What is needed:
Send each entry back exactly as given, pictures excluded.

>> Begin Raw records

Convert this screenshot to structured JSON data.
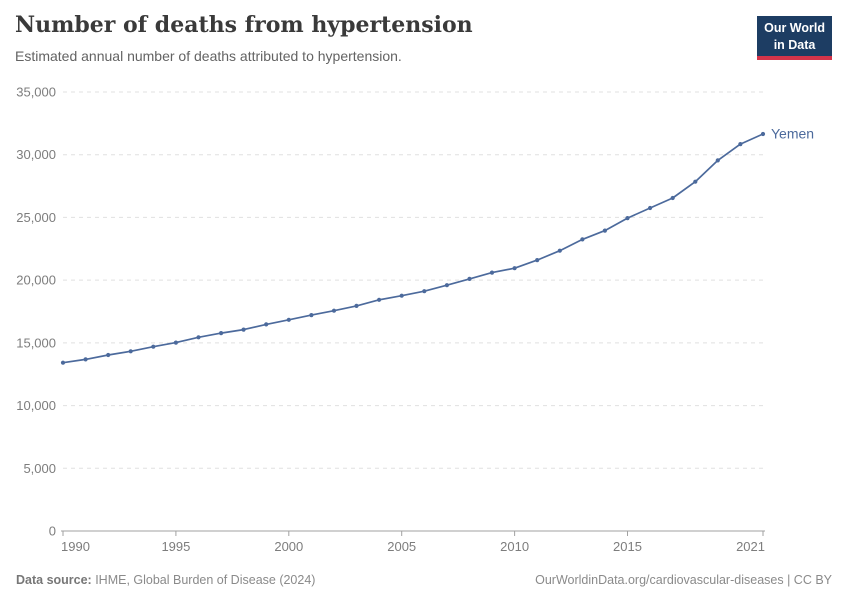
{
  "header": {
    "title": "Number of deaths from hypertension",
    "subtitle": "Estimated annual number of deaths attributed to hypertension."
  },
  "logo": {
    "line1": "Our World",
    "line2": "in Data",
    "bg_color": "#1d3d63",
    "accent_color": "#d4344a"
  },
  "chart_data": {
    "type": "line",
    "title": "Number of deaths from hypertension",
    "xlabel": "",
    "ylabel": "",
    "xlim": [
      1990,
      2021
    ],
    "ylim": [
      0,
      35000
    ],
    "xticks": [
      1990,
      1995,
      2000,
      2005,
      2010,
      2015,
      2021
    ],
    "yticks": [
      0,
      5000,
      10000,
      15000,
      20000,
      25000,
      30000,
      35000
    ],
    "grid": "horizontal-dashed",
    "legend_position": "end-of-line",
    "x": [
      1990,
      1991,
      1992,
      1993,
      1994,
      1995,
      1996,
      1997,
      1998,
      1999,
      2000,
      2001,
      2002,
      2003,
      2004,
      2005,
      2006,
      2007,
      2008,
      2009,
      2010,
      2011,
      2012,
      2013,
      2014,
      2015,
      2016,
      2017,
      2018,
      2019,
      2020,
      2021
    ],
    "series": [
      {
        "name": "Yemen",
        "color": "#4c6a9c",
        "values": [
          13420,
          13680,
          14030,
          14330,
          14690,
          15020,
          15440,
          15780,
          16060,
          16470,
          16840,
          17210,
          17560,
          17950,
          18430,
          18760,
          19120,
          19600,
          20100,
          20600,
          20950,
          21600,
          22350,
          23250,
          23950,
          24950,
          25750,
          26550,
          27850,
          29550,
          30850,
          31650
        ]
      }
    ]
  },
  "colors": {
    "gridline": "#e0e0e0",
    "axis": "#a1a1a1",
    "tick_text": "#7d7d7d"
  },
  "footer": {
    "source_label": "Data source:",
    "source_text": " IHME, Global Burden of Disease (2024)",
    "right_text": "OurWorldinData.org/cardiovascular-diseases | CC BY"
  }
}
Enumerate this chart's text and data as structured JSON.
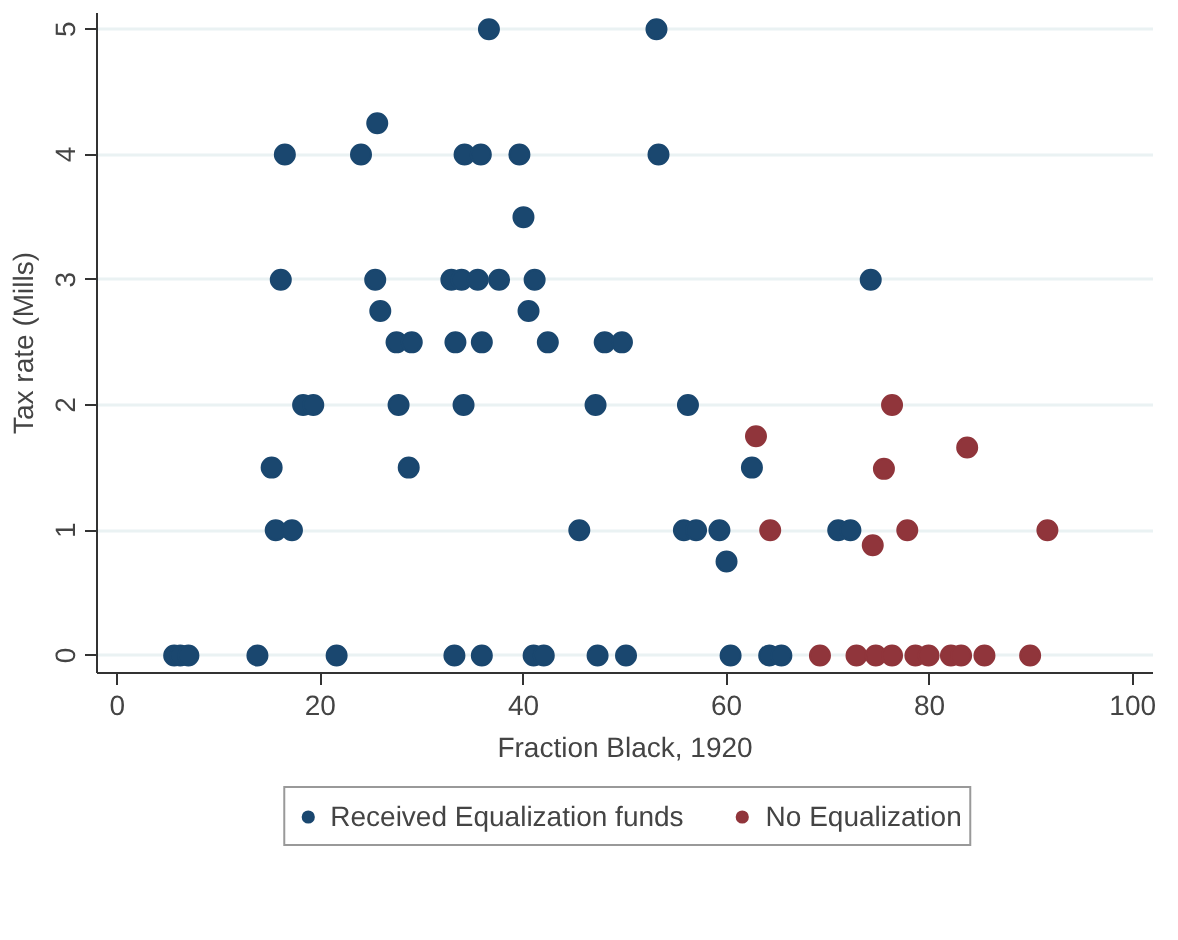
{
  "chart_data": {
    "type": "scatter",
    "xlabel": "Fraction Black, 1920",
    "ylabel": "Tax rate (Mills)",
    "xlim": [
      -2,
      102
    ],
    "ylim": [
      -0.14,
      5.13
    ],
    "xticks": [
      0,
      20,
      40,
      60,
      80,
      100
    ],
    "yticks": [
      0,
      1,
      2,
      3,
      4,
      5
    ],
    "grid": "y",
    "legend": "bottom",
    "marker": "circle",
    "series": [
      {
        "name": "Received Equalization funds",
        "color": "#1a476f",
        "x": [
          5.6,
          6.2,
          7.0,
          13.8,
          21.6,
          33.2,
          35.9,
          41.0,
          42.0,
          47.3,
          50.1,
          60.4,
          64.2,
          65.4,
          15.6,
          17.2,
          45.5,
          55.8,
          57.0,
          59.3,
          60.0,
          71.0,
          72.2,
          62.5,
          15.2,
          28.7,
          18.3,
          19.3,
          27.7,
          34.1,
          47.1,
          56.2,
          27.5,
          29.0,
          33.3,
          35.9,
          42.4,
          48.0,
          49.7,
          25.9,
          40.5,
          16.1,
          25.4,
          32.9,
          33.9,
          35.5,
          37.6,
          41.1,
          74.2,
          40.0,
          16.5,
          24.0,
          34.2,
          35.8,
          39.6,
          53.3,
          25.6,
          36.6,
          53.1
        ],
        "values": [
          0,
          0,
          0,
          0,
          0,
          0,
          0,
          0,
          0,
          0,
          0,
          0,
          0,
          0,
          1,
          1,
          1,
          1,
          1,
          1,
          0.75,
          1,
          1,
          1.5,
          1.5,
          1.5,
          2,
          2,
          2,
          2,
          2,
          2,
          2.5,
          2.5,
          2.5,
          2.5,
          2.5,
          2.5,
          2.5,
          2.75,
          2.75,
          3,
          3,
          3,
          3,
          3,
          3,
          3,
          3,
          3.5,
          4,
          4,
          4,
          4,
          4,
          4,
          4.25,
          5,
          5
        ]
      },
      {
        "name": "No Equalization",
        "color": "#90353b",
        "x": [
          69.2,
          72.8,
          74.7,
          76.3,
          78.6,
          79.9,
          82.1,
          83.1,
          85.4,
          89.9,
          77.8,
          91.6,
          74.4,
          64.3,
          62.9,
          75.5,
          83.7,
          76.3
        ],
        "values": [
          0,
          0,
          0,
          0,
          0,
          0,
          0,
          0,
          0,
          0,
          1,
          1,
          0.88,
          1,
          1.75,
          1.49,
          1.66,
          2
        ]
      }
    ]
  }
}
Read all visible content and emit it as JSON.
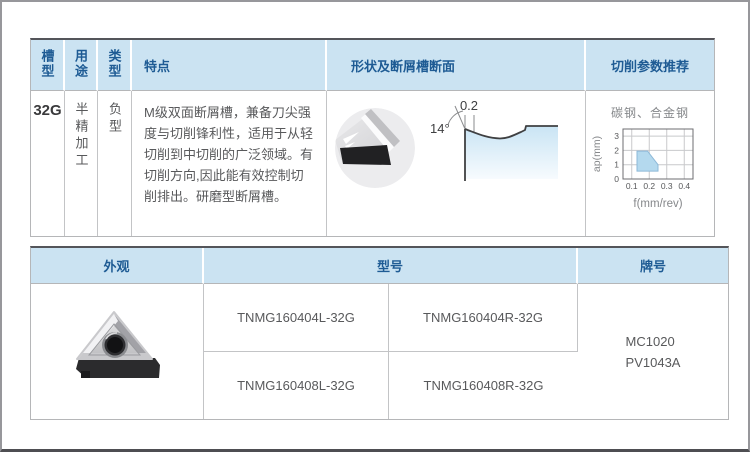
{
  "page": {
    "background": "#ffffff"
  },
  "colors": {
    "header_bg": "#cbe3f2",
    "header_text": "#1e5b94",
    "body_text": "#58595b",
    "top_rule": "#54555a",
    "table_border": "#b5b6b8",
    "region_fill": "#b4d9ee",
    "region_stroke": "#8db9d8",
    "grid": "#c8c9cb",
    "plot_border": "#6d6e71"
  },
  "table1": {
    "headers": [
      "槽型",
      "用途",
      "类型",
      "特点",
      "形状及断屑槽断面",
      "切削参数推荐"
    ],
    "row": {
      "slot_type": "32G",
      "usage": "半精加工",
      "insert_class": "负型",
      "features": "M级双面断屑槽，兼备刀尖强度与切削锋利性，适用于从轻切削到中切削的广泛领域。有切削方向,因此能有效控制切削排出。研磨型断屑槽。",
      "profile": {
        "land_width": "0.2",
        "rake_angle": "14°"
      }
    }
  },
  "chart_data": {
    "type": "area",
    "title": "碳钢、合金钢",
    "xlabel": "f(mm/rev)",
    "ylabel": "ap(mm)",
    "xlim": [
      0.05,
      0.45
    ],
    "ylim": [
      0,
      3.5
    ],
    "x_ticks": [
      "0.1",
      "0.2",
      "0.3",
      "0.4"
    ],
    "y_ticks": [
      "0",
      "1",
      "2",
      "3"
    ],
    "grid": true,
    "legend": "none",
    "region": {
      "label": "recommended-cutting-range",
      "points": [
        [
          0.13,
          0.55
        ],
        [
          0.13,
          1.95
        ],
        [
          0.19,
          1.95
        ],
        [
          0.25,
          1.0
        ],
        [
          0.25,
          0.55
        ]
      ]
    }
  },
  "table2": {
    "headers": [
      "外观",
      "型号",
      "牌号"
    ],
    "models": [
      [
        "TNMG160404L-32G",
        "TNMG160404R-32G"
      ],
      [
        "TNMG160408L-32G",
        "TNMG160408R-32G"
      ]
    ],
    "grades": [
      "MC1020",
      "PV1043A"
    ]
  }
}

>> End Raw records

Finished task:
Convert this screenshot to structured JSON data.
{
  "header": {
    "title": "Number of deaths from hypertension",
    "subtitle": "Estimated annual number of deaths attributed to hypertension."
  },
  "logo": {
    "line1": "Our World",
    "line2": "in Data",
    "bg_color": "#1d3d63",
    "accent_color": "#d4344a"
  },
  "chart_data": {
    "type": "line",
    "title": "Number of deaths from hypertension",
    "xlabel": "",
    "ylabel": "",
    "xlim": [
      1990,
      2021
    ],
    "ylim": [
      0,
      35000
    ],
    "xticks": [
      1990,
      1995,
      2000,
      2005,
      2010,
      2015,
      2021
    ],
    "yticks": [
      0,
      5000,
      10000,
      15000,
      20000,
      25000,
      30000,
      35000
    ],
    "grid": "horizontal-dashed",
    "legend_position": "end-of-line",
    "x": [
      1990,
      1991,
      1992,
      1993,
      1994,
      1995,
      1996,
      1997,
      1998,
      1999,
      2000,
      2001,
      2002,
      2003,
      2004,
      2005,
      2006,
      2007,
      2008,
      2009,
      2010,
      2011,
      2012,
      2013,
      2014,
      2015,
      2016,
      2017,
      2018,
      2019,
      2020,
      2021
    ],
    "series": [
      {
        "name": "Yemen",
        "color": "#4c6a9c",
        "values": [
          13420,
          13680,
          14030,
          14330,
          14690,
          15020,
          15440,
          15780,
          16060,
          16470,
          16840,
          17210,
          17560,
          17950,
          18430,
          18760,
          19120,
          19600,
          20100,
          20600,
          20950,
          21600,
          22350,
          23250,
          23950,
          24950,
          25750,
          26550,
          27850,
          29550,
          30850,
          31650
        ]
      }
    ]
  },
  "colors": {
    "gridline": "#e0e0e0",
    "axis": "#a1a1a1",
    "tick_text": "#7d7d7d"
  },
  "footer": {
    "source_label": "Data source:",
    "source_text": " IHME, Global Burden of Disease (2024)",
    "right_text": "OurWorldinData.org/cardiovascular-diseases | CC BY"
  }
}
Enumerate this chart's text and data as structured JSON.
{
  "chart_data": {
    "type": "scatter",
    "xlabel": "Fraction Black, 1920",
    "ylabel": "Tax rate (Mills)",
    "xlim": [
      -2,
      102
    ],
    "ylim": [
      -0.14,
      5.13
    ],
    "xticks": [
      0,
      20,
      40,
      60,
      80,
      100
    ],
    "yticks": [
      0,
      1,
      2,
      3,
      4,
      5
    ],
    "grid": "y",
    "legend": "bottom",
    "marker": "circle",
    "series": [
      {
        "name": "Received Equalization funds",
        "color": "#1a476f",
        "x": [
          5.6,
          6.2,
          7.0,
          13.8,
          21.6,
          33.2,
          35.9,
          41.0,
          42.0,
          47.3,
          50.1,
          60.4,
          64.2,
          65.4,
          15.6,
          17.2,
          45.5,
          55.8,
          57.0,
          59.3,
          60.0,
          71.0,
          72.2,
          62.5,
          15.2,
          28.7,
          18.3,
          19.3,
          27.7,
          34.1,
          47.1,
          56.2,
          27.5,
          29.0,
          33.3,
          35.9,
          42.4,
          48.0,
          49.7,
          25.9,
          40.5,
          16.1,
          25.4,
          32.9,
          33.9,
          35.5,
          37.6,
          41.1,
          74.2,
          40.0,
          16.5,
          24.0,
          34.2,
          35.8,
          39.6,
          53.3,
          25.6,
          36.6,
          53.1
        ],
        "values": [
          0,
          0,
          0,
          0,
          0,
          0,
          0,
          0,
          0,
          0,
          0,
          0,
          0,
          0,
          1,
          1,
          1,
          1,
          1,
          1,
          0.75,
          1,
          1,
          1.5,
          1.5,
          1.5,
          2,
          2,
          2,
          2,
          2,
          2,
          2.5,
          2.5,
          2.5,
          2.5,
          2.5,
          2.5,
          2.5,
          2.75,
          2.75,
          3,
          3,
          3,
          3,
          3,
          3,
          3,
          3,
          3.5,
          4,
          4,
          4,
          4,
          4,
          4,
          4.25,
          5,
          5
        ]
      },
      {
        "name": "No Equalization",
        "color": "#90353b",
        "x": [
          69.2,
          72.8,
          74.7,
          76.3,
          78.6,
          79.9,
          82.1,
          83.1,
          85.4,
          89.9,
          77.8,
          91.6,
          74.4,
          64.3,
          62.9,
          75.5,
          83.7,
          76.3
        ],
        "values": [
          0,
          0,
          0,
          0,
          0,
          0,
          0,
          0,
          0,
          0,
          1,
          1,
          0.88,
          1,
          1.75,
          1.49,
          1.66,
          2
        ]
      }
    ]
  }
}
Read all visible content and emit it as JSON.
{
  "page": {
    "background": "#ffffff"
  },
  "colors": {
    "header_bg": "#cbe3f2",
    "header_text": "#1e5b94",
    "body_text": "#58595b",
    "top_rule": "#54555a",
    "table_border": "#b5b6b8",
    "region_fill": "#b4d9ee",
    "region_stroke": "#8db9d8",
    "grid": "#c8c9cb",
    "plot_border": "#6d6e71"
  },
  "table1": {
    "headers": [
      "槽型",
      "用途",
      "类型",
      "特点",
      "形状及断屑槽断面",
      "切削参数推荐"
    ],
    "row": {
      "slot_type": "32G",
      "usage": "半精加工",
      "insert_class": "负型",
      "features": "M级双面断屑槽，兼备刀尖强度与切削锋利性，适用于从轻切削到中切削的广泛领域。有切削方向,因此能有效控制切削排出。研磨型断屑槽。",
      "profile": {
        "land_width": "0.2",
        "rake_angle": "14°"
      }
    }
  },
  "chart_data": {
    "type": "area",
    "title": "碳钢、合金钢",
    "xlabel": "f(mm/rev)",
    "ylabel": "ap(mm)",
    "xlim": [
      0.05,
      0.45
    ],
    "ylim": [
      0,
      3.5
    ],
    "x_ticks": [
      "0.1",
      "0.2",
      "0.3",
      "0.4"
    ],
    "y_ticks": [
      "0",
      "1",
      "2",
      "3"
    ],
    "grid": true,
    "legend": "none",
    "region": {
      "label": "recommended-cutting-range",
      "points": [
        [
          0.13,
          0.55
        ],
        [
          0.13,
          1.95
        ],
        [
          0.19,
          1.95
        ],
        [
          0.25,
          1.0
        ],
        [
          0.25,
          0.55
        ]
      ]
    }
  },
  "table2": {
    "headers": [
      "外观",
      "型号",
      "牌号"
    ],
    "models": [
      [
        "TNMG160404L-32G",
        "TNMG160404R-32G"
      ],
      [
        "TNMG160408L-32G",
        "TNMG160408R-32G"
      ]
    ],
    "grades": [
      "MC1020",
      "PV1043A"
    ]
  }
}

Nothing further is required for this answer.